==== Working data
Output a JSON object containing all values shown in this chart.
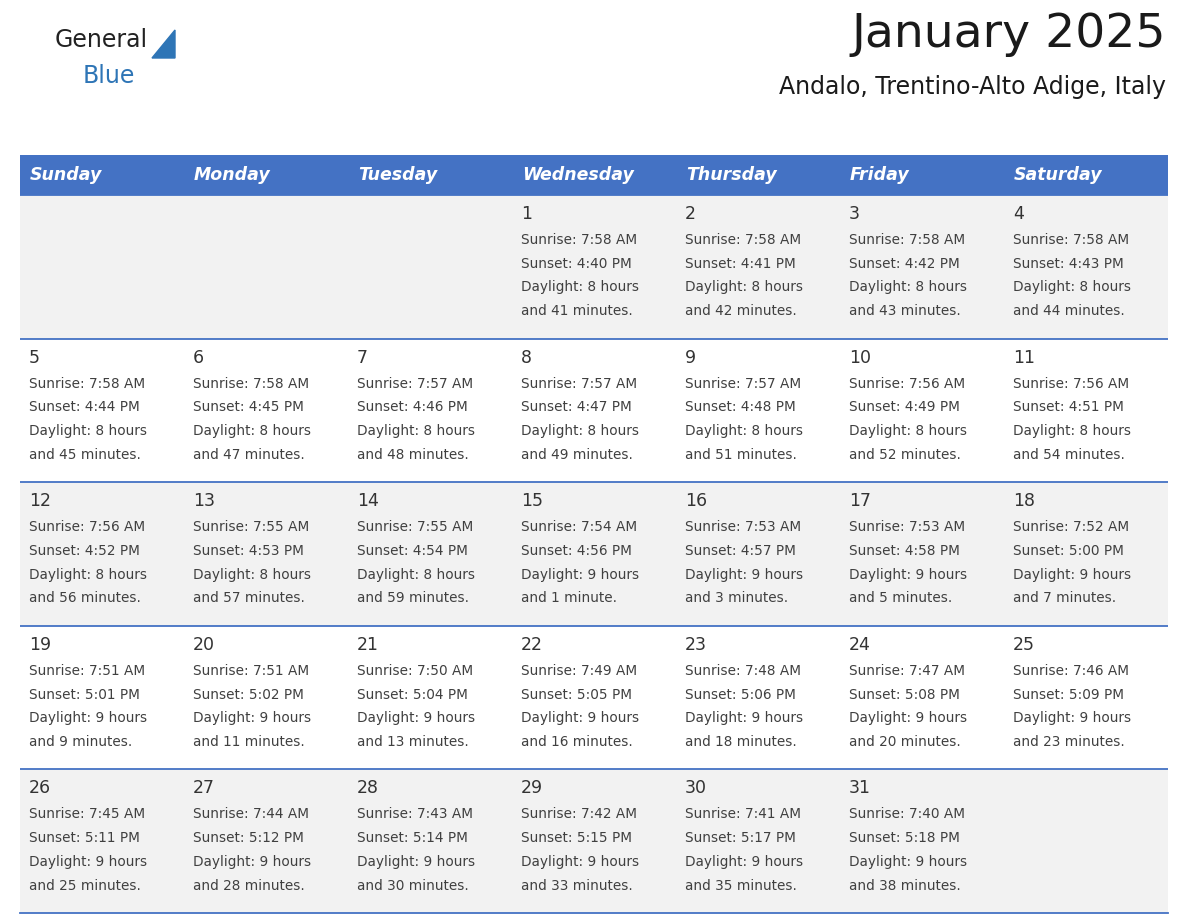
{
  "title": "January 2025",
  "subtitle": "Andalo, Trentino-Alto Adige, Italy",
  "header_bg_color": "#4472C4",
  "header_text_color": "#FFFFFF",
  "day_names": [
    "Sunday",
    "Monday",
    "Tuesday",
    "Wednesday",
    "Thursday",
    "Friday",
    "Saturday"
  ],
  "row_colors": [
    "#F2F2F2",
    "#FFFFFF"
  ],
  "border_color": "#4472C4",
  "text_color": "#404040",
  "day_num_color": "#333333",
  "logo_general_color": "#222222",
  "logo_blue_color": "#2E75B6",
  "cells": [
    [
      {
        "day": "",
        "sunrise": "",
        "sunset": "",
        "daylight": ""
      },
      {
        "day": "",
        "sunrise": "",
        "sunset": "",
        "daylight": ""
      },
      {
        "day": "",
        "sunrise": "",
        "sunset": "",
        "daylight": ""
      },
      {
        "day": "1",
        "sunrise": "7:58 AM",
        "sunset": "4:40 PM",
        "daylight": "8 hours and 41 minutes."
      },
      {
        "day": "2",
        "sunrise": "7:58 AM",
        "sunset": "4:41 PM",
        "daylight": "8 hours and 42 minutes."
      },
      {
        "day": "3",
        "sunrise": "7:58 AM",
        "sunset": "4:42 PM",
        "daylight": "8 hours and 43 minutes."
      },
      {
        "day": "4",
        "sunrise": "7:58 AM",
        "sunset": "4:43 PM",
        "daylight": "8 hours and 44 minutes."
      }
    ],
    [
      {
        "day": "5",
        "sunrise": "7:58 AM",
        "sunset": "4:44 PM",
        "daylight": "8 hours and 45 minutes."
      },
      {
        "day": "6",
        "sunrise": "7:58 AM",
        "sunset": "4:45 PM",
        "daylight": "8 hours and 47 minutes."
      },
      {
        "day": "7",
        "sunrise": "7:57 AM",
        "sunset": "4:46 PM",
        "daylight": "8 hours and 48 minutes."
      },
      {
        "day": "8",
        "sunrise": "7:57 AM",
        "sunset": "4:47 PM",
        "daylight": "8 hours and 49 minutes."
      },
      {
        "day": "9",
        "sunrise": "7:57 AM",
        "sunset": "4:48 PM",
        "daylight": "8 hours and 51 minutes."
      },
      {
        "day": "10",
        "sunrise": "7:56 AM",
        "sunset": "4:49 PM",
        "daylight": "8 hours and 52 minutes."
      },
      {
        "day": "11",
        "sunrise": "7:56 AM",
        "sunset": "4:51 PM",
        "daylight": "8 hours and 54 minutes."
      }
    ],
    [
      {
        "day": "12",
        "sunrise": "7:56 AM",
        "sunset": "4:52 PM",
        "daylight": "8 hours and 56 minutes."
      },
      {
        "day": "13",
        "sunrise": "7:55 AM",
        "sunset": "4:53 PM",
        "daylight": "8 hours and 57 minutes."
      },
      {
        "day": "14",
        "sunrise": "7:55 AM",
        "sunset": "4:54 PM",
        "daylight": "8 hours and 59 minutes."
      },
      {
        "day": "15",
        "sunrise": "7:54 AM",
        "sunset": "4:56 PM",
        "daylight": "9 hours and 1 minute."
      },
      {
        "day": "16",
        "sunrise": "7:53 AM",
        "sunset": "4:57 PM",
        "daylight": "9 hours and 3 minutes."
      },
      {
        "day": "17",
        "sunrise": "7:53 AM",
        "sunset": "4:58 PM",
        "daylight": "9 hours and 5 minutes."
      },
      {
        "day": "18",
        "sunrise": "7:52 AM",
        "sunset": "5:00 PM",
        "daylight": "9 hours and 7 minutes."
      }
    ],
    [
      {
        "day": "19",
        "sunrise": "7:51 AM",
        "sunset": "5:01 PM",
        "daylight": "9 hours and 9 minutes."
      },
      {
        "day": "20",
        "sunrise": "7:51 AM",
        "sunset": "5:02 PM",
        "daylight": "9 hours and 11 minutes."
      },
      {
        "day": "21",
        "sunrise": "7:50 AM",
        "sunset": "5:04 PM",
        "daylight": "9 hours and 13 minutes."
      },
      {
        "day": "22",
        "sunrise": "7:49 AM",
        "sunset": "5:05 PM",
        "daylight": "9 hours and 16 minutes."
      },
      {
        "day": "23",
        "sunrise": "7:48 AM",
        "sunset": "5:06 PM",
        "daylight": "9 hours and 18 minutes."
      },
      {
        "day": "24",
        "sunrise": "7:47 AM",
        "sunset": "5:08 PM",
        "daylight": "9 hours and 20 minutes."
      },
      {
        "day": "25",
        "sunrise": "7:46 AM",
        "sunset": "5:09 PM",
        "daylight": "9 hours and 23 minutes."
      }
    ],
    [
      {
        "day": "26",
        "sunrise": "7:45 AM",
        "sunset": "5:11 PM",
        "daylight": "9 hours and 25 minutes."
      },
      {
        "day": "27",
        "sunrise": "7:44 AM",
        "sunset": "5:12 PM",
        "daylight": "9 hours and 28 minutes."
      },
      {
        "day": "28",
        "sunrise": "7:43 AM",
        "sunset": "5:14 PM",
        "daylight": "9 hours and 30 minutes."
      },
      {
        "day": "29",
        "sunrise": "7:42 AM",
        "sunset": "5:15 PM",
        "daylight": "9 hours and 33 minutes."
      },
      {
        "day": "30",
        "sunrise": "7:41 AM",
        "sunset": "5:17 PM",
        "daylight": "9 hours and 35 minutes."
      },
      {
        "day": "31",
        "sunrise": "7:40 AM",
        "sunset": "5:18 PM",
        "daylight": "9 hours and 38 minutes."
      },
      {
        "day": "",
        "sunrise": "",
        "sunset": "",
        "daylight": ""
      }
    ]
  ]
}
========
» **Stated exercise**: Repeat the full listing above exactly, with no pictures in the copy.

» **Written response**:
Output a JSON object containing all values shown in this chart.
{
  "title": "January 2025",
  "subtitle": "Andalo, Trentino-Alto Adige, Italy",
  "header_bg_color": "#4472C4",
  "header_text_color": "#FFFFFF",
  "day_names": [
    "Sunday",
    "Monday",
    "Tuesday",
    "Wednesday",
    "Thursday",
    "Friday",
    "Saturday"
  ],
  "row_colors": [
    "#F2F2F2",
    "#FFFFFF"
  ],
  "border_color": "#4472C4",
  "text_color": "#404040",
  "day_num_color": "#333333",
  "logo_general_color": "#222222",
  "logo_blue_color": "#2E75B6",
  "cells": [
    [
      {
        "day": "",
        "sunrise": "",
        "sunset": "",
        "daylight": ""
      },
      {
        "day": "",
        "sunrise": "",
        "sunset": "",
        "daylight": ""
      },
      {
        "day": "",
        "sunrise": "",
        "sunset": "",
        "daylight": ""
      },
      {
        "day": "1",
        "sunrise": "7:58 AM",
        "sunset": "4:40 PM",
        "daylight": "8 hours and 41 minutes."
      },
      {
        "day": "2",
        "sunrise": "7:58 AM",
        "sunset": "4:41 PM",
        "daylight": "8 hours and 42 minutes."
      },
      {
        "day": "3",
        "sunrise": "7:58 AM",
        "sunset": "4:42 PM",
        "daylight": "8 hours and 43 minutes."
      },
      {
        "day": "4",
        "sunrise": "7:58 AM",
        "sunset": "4:43 PM",
        "daylight": "8 hours and 44 minutes."
      }
    ],
    [
      {
        "day": "5",
        "sunrise": "7:58 AM",
        "sunset": "4:44 PM",
        "daylight": "8 hours and 45 minutes."
      },
      {
        "day": "6",
        "sunrise": "7:58 AM",
        "sunset": "4:45 PM",
        "daylight": "8 hours and 47 minutes."
      },
      {
        "day": "7",
        "sunrise": "7:57 AM",
        "sunset": "4:46 PM",
        "daylight": "8 hours and 48 minutes."
      },
      {
        "day": "8",
        "sunrise": "7:57 AM",
        "sunset": "4:47 PM",
        "daylight": "8 hours and 49 minutes."
      },
      {
        "day": "9",
        "sunrise": "7:57 AM",
        "sunset": "4:48 PM",
        "daylight": "8 hours and 51 minutes."
      },
      {
        "day": "10",
        "sunrise": "7:56 AM",
        "sunset": "4:49 PM",
        "daylight": "8 hours and 52 minutes."
      },
      {
        "day": "11",
        "sunrise": "7:56 AM",
        "sunset": "4:51 PM",
        "daylight": "8 hours and 54 minutes."
      }
    ],
    [
      {
        "day": "12",
        "sunrise": "7:56 AM",
        "sunset": "4:52 PM",
        "daylight": "8 hours and 56 minutes."
      },
      {
        "day": "13",
        "sunrise": "7:55 AM",
        "sunset": "4:53 PM",
        "daylight": "8 hours and 57 minutes."
      },
      {
        "day": "14",
        "sunrise": "7:55 AM",
        "sunset": "4:54 PM",
        "daylight": "8 hours and 59 minutes."
      },
      {
        "day": "15",
        "sunrise": "7:54 AM",
        "sunset": "4:56 PM",
        "daylight": "9 hours and 1 minute."
      },
      {
        "day": "16",
        "sunrise": "7:53 AM",
        "sunset": "4:57 PM",
        "daylight": "9 hours and 3 minutes."
      },
      {
        "day": "17",
        "sunrise": "7:53 AM",
        "sunset": "4:58 PM",
        "daylight": "9 hours and 5 minutes."
      },
      {
        "day": "18",
        "sunrise": "7:52 AM",
        "sunset": "5:00 PM",
        "daylight": "9 hours and 7 minutes."
      }
    ],
    [
      {
        "day": "19",
        "sunrise": "7:51 AM",
        "sunset": "5:01 PM",
        "daylight": "9 hours and 9 minutes."
      },
      {
        "day": "20",
        "sunrise": "7:51 AM",
        "sunset": "5:02 PM",
        "daylight": "9 hours and 11 minutes."
      },
      {
        "day": "21",
        "sunrise": "7:50 AM",
        "sunset": "5:04 PM",
        "daylight": "9 hours and 13 minutes."
      },
      {
        "day": "22",
        "sunrise": "7:49 AM",
        "sunset": "5:05 PM",
        "daylight": "9 hours and 16 minutes."
      },
      {
        "day": "23",
        "sunrise": "7:48 AM",
        "sunset": "5:06 PM",
        "daylight": "9 hours and 18 minutes."
      },
      {
        "day": "24",
        "sunrise": "7:47 AM",
        "sunset": "5:08 PM",
        "daylight": "9 hours and 20 minutes."
      },
      {
        "day": "25",
        "sunrise": "7:46 AM",
        "sunset": "5:09 PM",
        "daylight": "9 hours and 23 minutes."
      }
    ],
    [
      {
        "day": "26",
        "sunrise": "7:45 AM",
        "sunset": "5:11 PM",
        "daylight": "9 hours and 25 minutes."
      },
      {
        "day": "27",
        "sunrise": "7:44 AM",
        "sunset": "5:12 PM",
        "daylight": "9 hours and 28 minutes."
      },
      {
        "day": "28",
        "sunrise": "7:43 AM",
        "sunset": "5:14 PM",
        "daylight": "9 hours and 30 minutes."
      },
      {
        "day": "29",
        "sunrise": "7:42 AM",
        "sunset": "5:15 PM",
        "daylight": "9 hours and 33 minutes."
      },
      {
        "day": "30",
        "sunrise": "7:41 AM",
        "sunset": "5:17 PM",
        "daylight": "9 hours and 35 minutes."
      },
      {
        "day": "31",
        "sunrise": "7:40 AM",
        "sunset": "5:18 PM",
        "daylight": "9 hours and 38 minutes."
      },
      {
        "day": "",
        "sunrise": "",
        "sunset": "",
        "daylight": ""
      }
    ]
  ]
}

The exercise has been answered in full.